**Task prompt:**
State only how many lines below include the string "this".

======== Entries

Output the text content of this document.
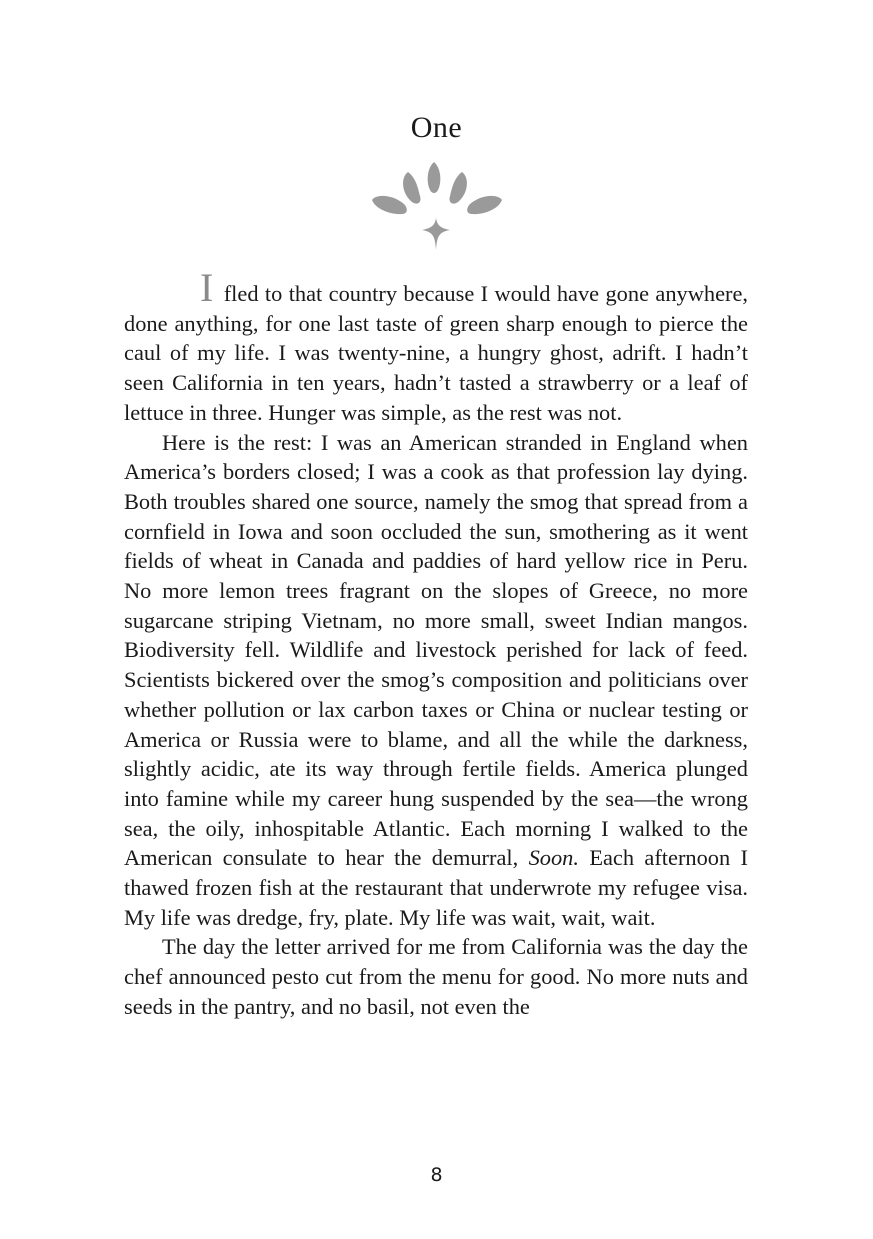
One

I fled to that country because I would have gone anywhere, done anything, for one last taste of green sharp enough to pierce the caul of my life. I was twenty-nine, a hungry ghost, adrift. I hadn’t seen California in ten years, hadn’t tasted a strawberry or a leaf of lettuce in three. Hunger was simple, as the rest was not.

Here is the rest: I was an American stranded in England when America’s borders closed; I was a cook as that profession lay dying. Both troubles shared one source, namely the smog that spread from a cornfield in Iowa and soon occluded the sun, smothering as it went fields of wheat in Canada and paddies of hard yellow rice in Peru. No more lemon trees fragrant on the slopes of Greece, no more sugarcane striping Vietnam, no more small, sweet Indian mangos. Biodiversity fell. Wildlife and livestock perished for lack of feed. Scientists bickered over the smog’s composition and politicians over whether pollution or lax carbon taxes or China or nuclear testing or America or Russia were to blame, and all the while the darkness, slightly acidic, ate its way through fertile fields. America plunged into famine while my career hung suspended by the sea—the wrong sea, the oily, inhospitable Atlantic. Each morning I walked to the American consulate to hear the demurral, Soon. Each afternoon I thawed frozen fish at the restaurant that underwrote my refugee visa. My life was dredge, fry, plate. My life was wait, wait, wait.

The day the letter arrived for me from California was the day the chef announced pesto cut from the menu for good. No more nuts and seeds in the pantry, and no basil, not even the

8
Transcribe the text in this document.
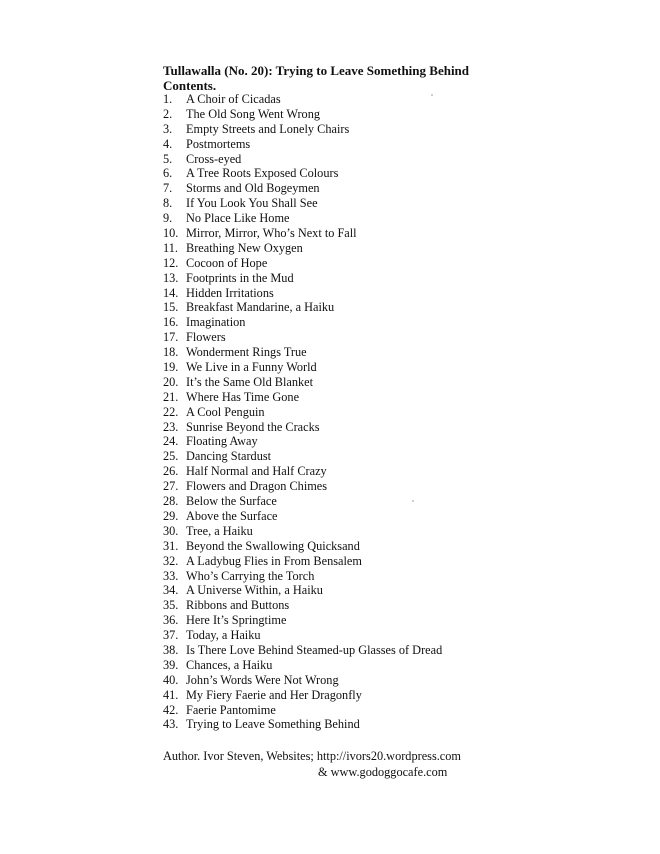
Tullawalla (No. 20): Trying to Leave Something Behind
Contents.
1. A Choir of Cicadas
2. The Old Song Went Wrong
3. Empty Streets and Lonely Chairs
4. Postmortems
5. Cross-eyed
6. A Tree Roots Exposed Colours
7. Storms and Old Bogeymen
8. If You Look You Shall See
9. No Place Like Home
10. Mirror, Mirror, Who’s Next to Fall
11. Breathing New Oxygen
12. Cocoon of Hope
13. Footprints in the Mud
14. Hidden Irritations
15. Breakfast Mandarine, a Haiku
16. Imagination
17. Flowers
18. Wonderment Rings True
19. We Live in a Funny World
20. It’s the Same Old Blanket
21. Where Has Time Gone
22. A Cool Penguin
23. Sunrise Beyond the Cracks
24. Floating Away
25. Dancing Stardust
26. Half Normal and Half Crazy
27. Flowers and Dragon Chimes
28. Below the Surface
29. Above the Surface
30. Tree, a Haiku
31. Beyond the Swallowing Quicksand
32. A Ladybug Flies in From Bensalem
33. Who’s Carrying the Torch
34. A Universe Within, a Haiku
35. Ribbons and Buttons
36. Here It’s Springtime
37. Today, a Haiku
38. Is There Love Behind Steamed-up Glasses of Dread
39. Chances, a Haiku
40. John’s Words Were Not Wrong
41. My Fiery Faerie and Her Dragonfly
42. Faerie Pantomime
43. Trying to Leave Something Behind
Author. Ivor Steven, Websites; http://ivors20.wordpress.com
& www.godoggocafe.com
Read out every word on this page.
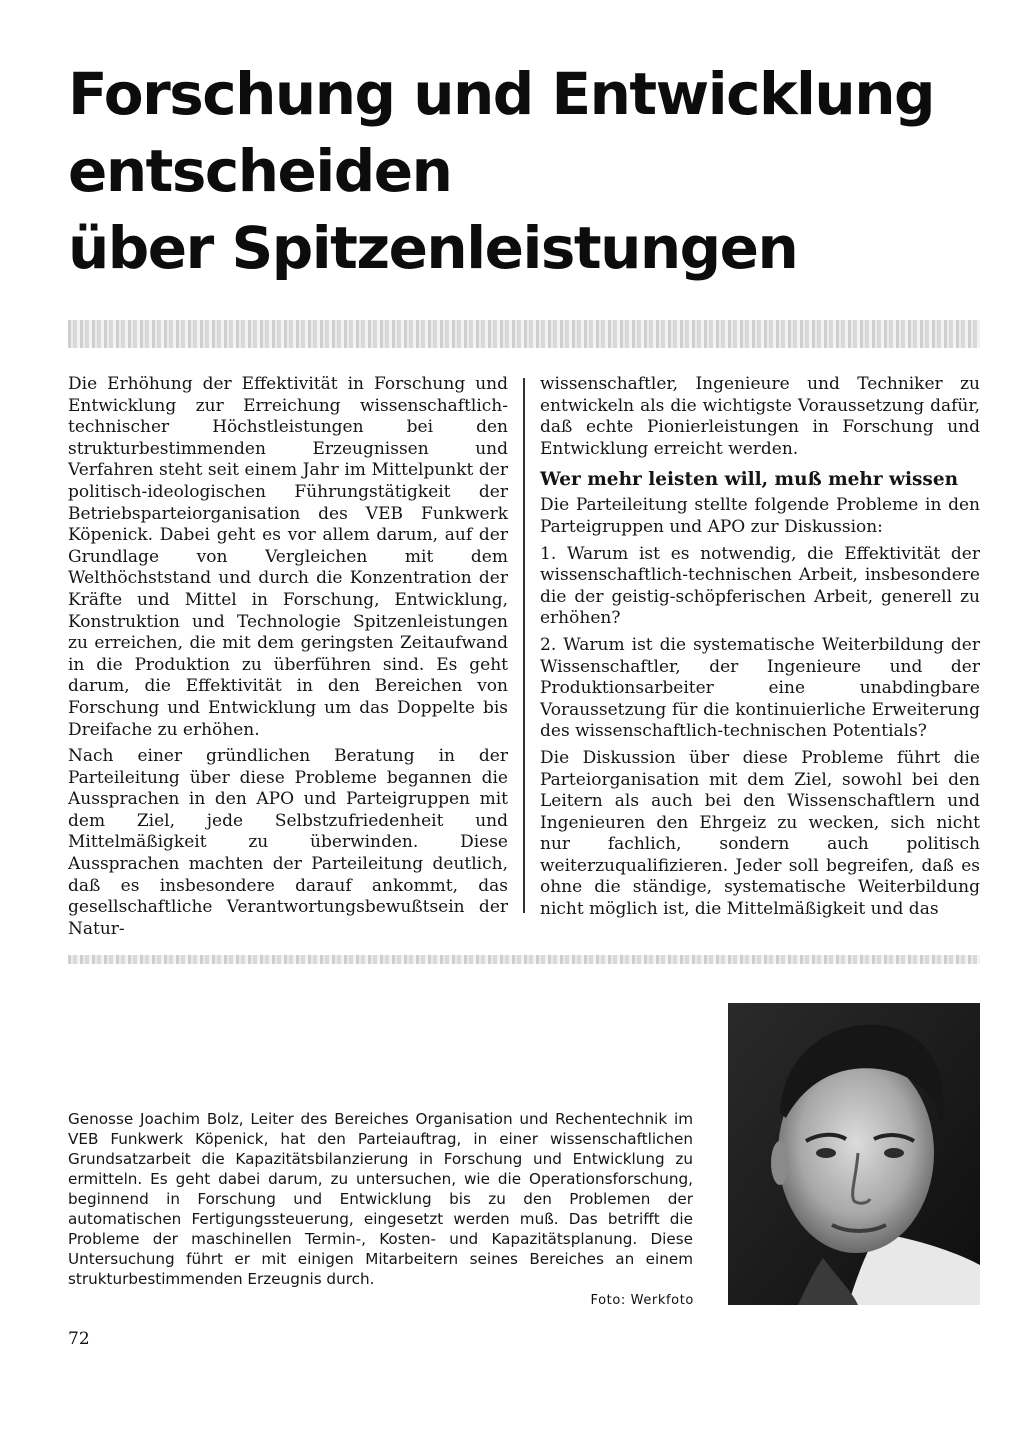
Forschung und Entwicklung
entscheiden
über Spitzenleistungen

Die Erhöhung der Effektivität in Forschung und Entwicklung zur Erreichung wissenschaftlich-technischer Höchstleistungen bei den strukturbestimmenden Erzeugnissen und Verfahren steht seit einem Jahr im Mittelpunkt der politisch-ideologischen Führungstätigkeit der Betriebsparteiorganisation des VEB Funkwerk Köpenick. Dabei geht es vor allem darum, auf der Grundlage von Vergleichen mit dem Welthöchststand und durch die Konzentration der Kräfte und Mittel in Forschung, Entwicklung, Konstruktion und Technologie Spitzenleistungen zu erreichen, die mit dem geringsten Zeitaufwand in die Produktion zu überführen sind. Es geht darum, die Effektivität in den Bereichen von Forschung und Entwicklung um das Doppelte bis Dreifache zu erhöhen.

Nach einer gründlichen Beratung in der Parteileitung über diese Probleme begannen die Aussprachen in den APO und Parteigruppen mit dem Ziel, jede Selbstzufriedenheit und Mittelmäßigkeit zu überwinden. Diese Aussprachen machten der Parteileitung deutlich, daß es insbesondere darauf ankommt, das gesellschaftliche Verantwortungsbewußtsein der Natur-

wissenschaftler, Ingenieure und Techniker zu entwickeln als die wichtigste Voraussetzung dafür, daß echte Pionierleistungen in Forschung und Entwicklung erreicht werden.

Wer mehr leisten will, muß mehr wissen

Die Parteileitung stellte folgende Probleme in den Parteigruppen und APO zur Diskussion:

1. Warum ist es notwendig, die Effektivität der wissenschaftlich-technischen Arbeit, insbesondere die der geistig-schöpferischen Arbeit, generell zu erhöhen?

2. Warum ist die systematische Weiterbildung der Wissenschaftler, der Ingenieure und der Produktionsarbeiter eine unabdingbare Voraussetzung für die kontinuierliche Erweiterung des wissenschaftlich-technischen Potentials?

Die Diskussion über diese Probleme führt die Parteiorganisation mit dem Ziel, sowohl bei den Leitern als auch bei den Wissenschaftlern und Ingenieuren den Ehrgeiz zu wecken, sich nicht nur fachlich, sondern auch politisch weiterzuqualifizieren. Jeder soll begreifen, daß es ohne die ständige, systematische Weiterbildung nicht möglich ist, die Mittelmäßigkeit und das

Genosse Joachim Bolz, Leiter des Bereiches Organisation und Rechentechnik im VEB Funkwerk Köpenick, hat den Parteiauftrag, in einer wissenschaftlichen Grundsatzarbeit die Kapazitätsbilanzierung in Forschung und Entwicklung zu ermitteln. Es geht dabei darum, zu untersuchen, wie die Operationsforschung, beginnend in Forschung und Entwicklung bis zu den Problemen der automatischen Fertigungssteuerung, eingesetzt werden muß. Das betrifft die Probleme der maschinellen Termin-, Kosten- und Kapazitätsplanung. Diese Untersuchung führt er mit einigen Mitarbeitern seines Bereiches an einem strukturbestimmenden Erzeugnis durch.

Foto: Werkfoto

72
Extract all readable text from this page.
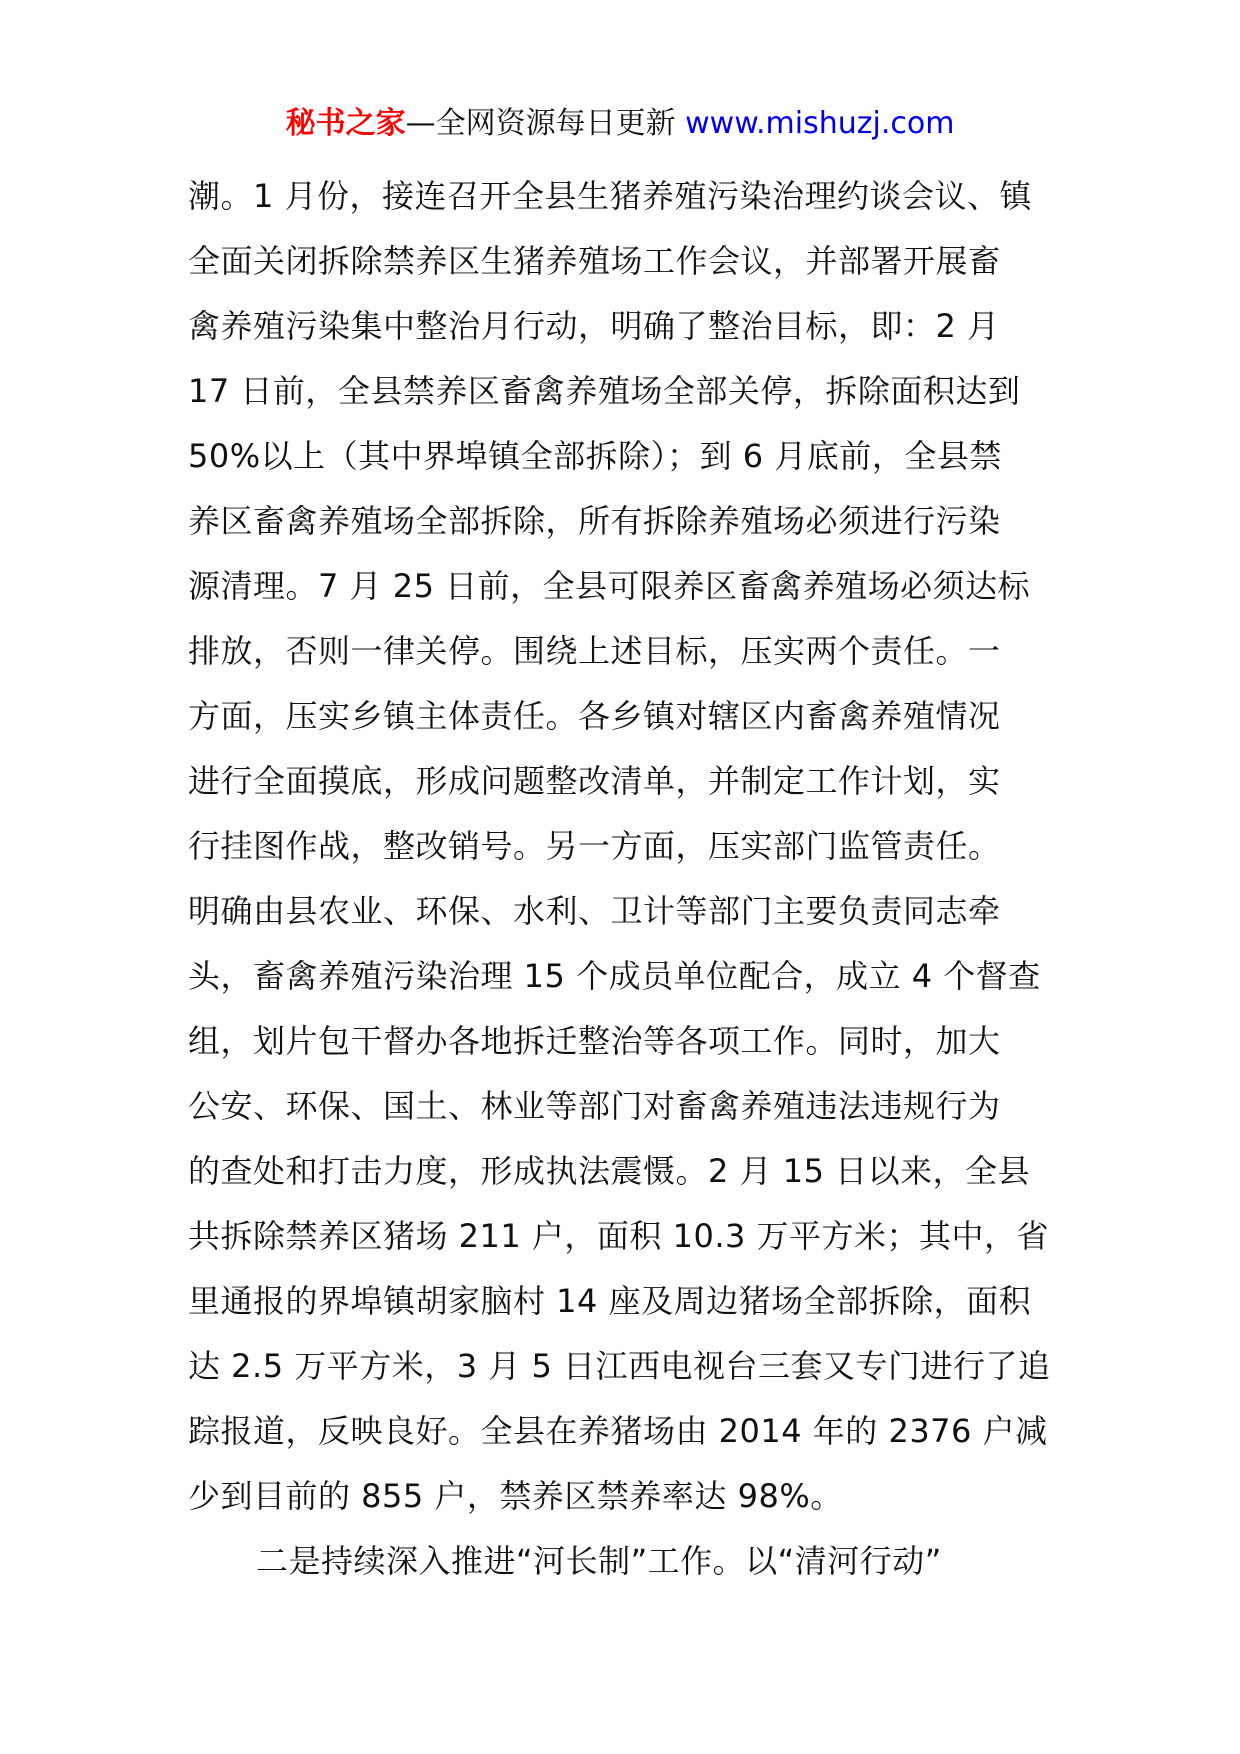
秘书之家—全网资源每日更新 www.mishuzj.com
潮。1 月份，接连召开全县生猪养殖污染治理约谈会议、镇
全面关闭拆除禁养区生猪养殖场工作会议，并部署开展畜
禽养殖污染集中整治月行动，明确了整治目标，即：2 月
17 日前，全县禁养区畜禽养殖场全部关停，拆除面积达到
50%以上（其中界埠镇全部拆除）；到 6 月底前，全县禁
养区畜禽养殖场全部拆除，所有拆除养殖场必须进行污染
源清理。7 月 25 日前，全县可限养区畜禽养殖场必须达标
排放，否则一律关停。围绕上述目标，压实两个责任。一
方面，压实乡镇主体责任。各乡镇对辖区内畜禽养殖情况
进行全面摸底，形成问题整改清单，并制定工作计划，实
行挂图作战，整改销号。另一方面，压实部门监管责任。
明确由县农业、环保、水利、卫计等部门主要负责同志牵
头，畜禽养殖污染治理 15 个成员单位配合，成立 4 个督查
组，划片包干督办各地拆迁整治等各项工作。同时，加大
公安、环保、国土、林业等部门对畜禽养殖违法违规行为
的查处和打击力度，形成执法震慑。2 月 15 日以来，全县
共拆除禁养区猪场 211 户，面积 10.3 万平方米；其中，省
里通报的界埠镇胡家脑村 14 座及周边猪场全部拆除，面积
达 2.5 万平方米，3 月 5 日江西电视台三套又专门进行了追
踪报道，反映良好。全县在养猪场由 2014 年的 2376 户减
少到目前的 855 户，禁养区禁养率达 98%。
二是持续深入推进“河长制”工作。以“清河行动”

================

**Finished exercise:**
4